⟨

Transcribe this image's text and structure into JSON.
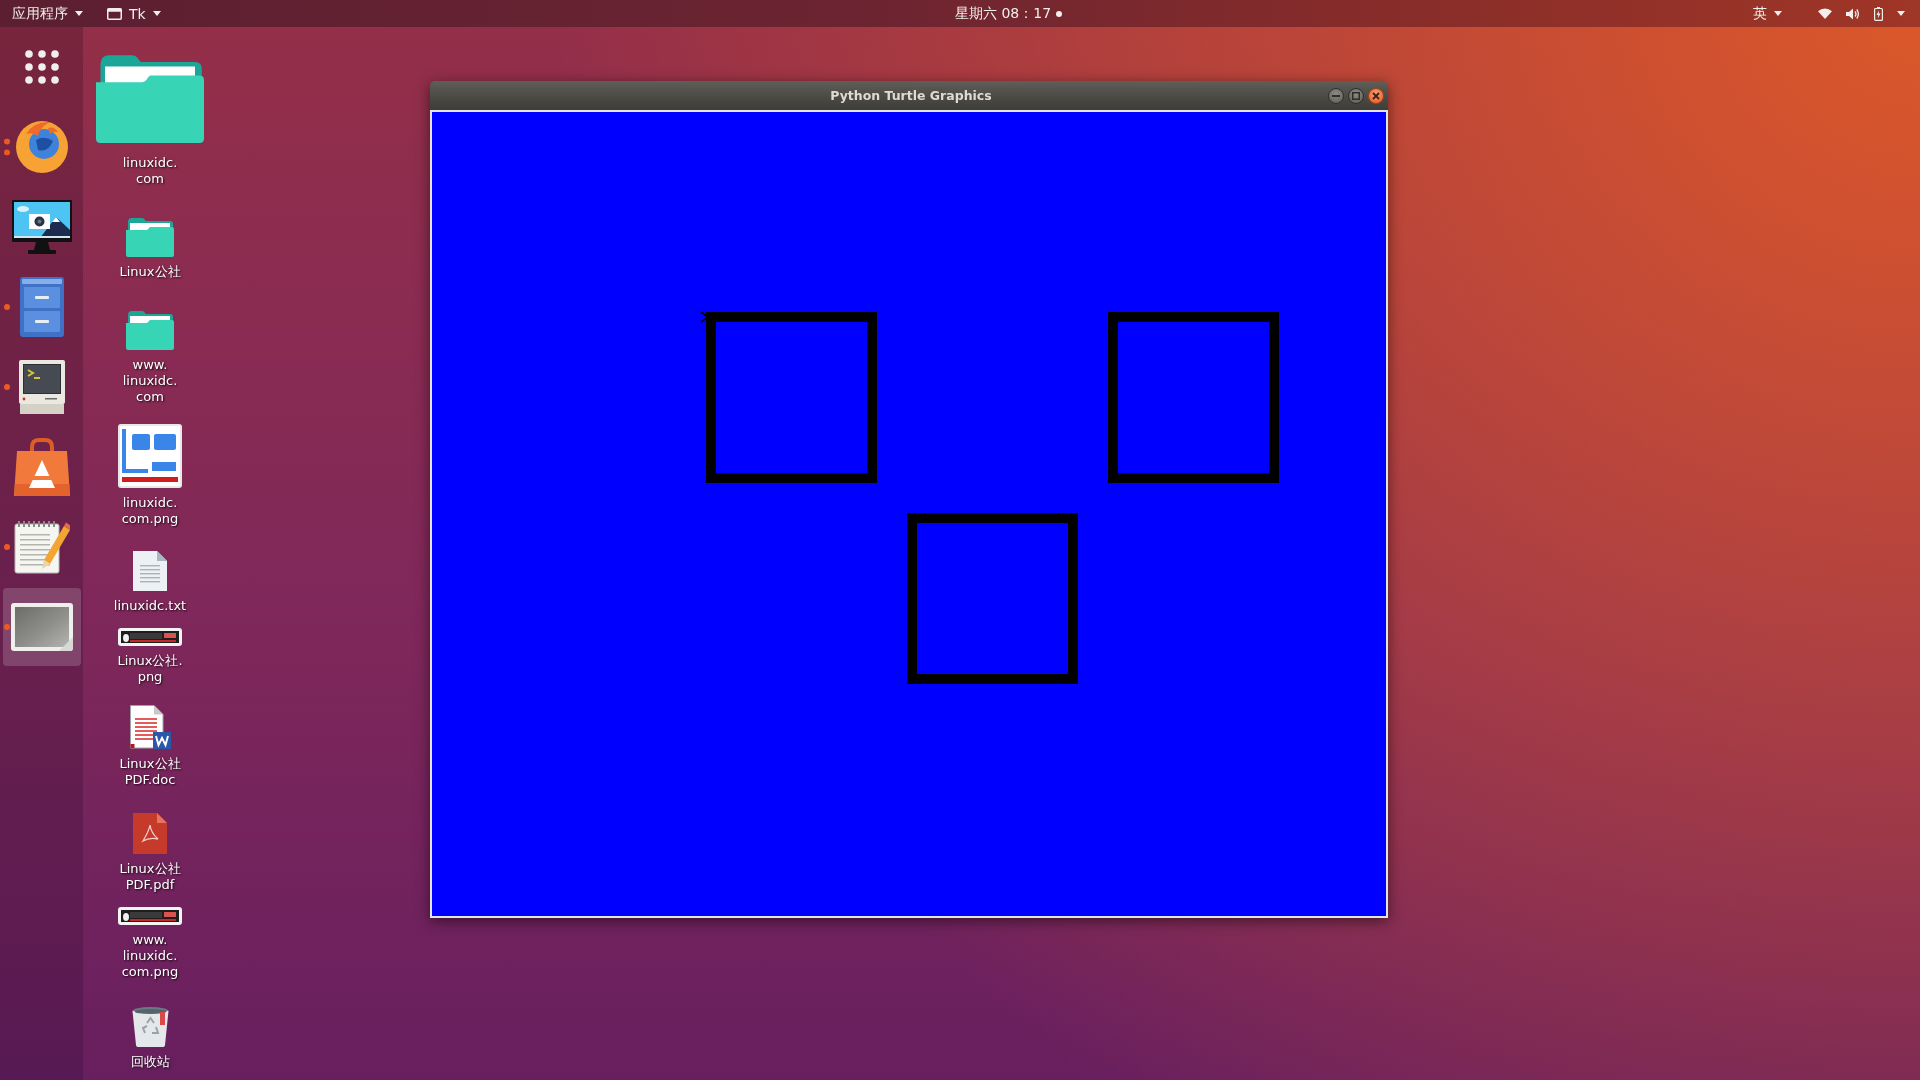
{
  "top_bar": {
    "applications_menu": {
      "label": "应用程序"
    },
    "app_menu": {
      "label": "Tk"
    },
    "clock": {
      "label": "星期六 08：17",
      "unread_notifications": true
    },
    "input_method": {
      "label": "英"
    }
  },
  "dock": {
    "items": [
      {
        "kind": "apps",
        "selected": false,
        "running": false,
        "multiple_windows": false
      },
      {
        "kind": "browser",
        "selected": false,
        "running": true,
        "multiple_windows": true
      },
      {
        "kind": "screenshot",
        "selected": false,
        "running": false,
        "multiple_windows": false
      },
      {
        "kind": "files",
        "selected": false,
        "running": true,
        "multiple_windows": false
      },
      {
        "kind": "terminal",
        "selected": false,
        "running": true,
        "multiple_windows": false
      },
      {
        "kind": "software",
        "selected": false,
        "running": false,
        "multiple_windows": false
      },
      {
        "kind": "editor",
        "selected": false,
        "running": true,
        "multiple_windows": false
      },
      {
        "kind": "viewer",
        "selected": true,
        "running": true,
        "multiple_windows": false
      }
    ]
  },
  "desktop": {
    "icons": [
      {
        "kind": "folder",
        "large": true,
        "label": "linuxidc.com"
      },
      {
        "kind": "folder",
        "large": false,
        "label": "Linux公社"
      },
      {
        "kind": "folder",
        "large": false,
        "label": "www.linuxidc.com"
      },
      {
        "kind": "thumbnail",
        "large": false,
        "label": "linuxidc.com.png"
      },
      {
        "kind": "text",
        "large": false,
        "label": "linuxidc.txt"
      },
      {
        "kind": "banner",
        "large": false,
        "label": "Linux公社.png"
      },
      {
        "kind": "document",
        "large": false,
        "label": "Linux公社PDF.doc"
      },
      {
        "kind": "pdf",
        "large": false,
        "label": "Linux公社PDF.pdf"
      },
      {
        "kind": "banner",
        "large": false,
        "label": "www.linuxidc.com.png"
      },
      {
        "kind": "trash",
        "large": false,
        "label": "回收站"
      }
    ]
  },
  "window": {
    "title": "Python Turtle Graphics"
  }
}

⟩
⟨

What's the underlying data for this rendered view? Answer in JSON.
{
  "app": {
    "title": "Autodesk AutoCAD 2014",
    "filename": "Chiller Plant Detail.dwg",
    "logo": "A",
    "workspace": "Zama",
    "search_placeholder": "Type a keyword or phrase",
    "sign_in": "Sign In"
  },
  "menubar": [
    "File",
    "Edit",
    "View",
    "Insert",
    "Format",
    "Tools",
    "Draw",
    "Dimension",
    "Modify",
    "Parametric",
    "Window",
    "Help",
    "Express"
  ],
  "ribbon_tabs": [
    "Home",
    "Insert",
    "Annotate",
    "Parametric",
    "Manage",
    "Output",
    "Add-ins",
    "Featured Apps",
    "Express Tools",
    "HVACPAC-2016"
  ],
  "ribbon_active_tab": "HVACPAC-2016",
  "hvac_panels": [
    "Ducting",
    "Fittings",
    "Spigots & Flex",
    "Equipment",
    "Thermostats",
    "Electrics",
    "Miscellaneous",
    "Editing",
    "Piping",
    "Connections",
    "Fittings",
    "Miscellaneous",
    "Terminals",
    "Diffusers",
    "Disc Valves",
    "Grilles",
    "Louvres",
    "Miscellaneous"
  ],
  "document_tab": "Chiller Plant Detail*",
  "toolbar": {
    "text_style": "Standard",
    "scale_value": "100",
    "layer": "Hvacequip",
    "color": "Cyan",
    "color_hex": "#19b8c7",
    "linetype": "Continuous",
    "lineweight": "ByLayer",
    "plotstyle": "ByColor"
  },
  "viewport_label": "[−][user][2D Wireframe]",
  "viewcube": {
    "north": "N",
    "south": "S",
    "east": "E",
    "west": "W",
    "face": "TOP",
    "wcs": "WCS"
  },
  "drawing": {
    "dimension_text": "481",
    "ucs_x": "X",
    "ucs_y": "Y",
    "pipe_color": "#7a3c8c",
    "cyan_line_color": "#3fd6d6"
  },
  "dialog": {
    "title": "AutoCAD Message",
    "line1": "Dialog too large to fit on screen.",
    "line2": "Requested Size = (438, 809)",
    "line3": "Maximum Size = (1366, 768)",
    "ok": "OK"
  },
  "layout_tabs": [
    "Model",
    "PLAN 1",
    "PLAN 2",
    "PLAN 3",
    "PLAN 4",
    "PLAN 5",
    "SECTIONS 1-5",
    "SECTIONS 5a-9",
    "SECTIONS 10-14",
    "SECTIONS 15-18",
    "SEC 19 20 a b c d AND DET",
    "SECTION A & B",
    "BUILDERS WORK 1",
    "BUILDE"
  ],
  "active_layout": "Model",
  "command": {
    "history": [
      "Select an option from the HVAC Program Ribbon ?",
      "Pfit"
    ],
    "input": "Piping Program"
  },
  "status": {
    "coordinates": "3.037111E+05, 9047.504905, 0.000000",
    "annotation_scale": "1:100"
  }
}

⟩

WORK TO BE COMPLETED » For this exercise, gather every line of the data that contains the word "Chiller".

THE ANSWER »
    "filename": "Chiller Plant Detail.dwg",
  "document_tab": "Chiller Plant Detail*",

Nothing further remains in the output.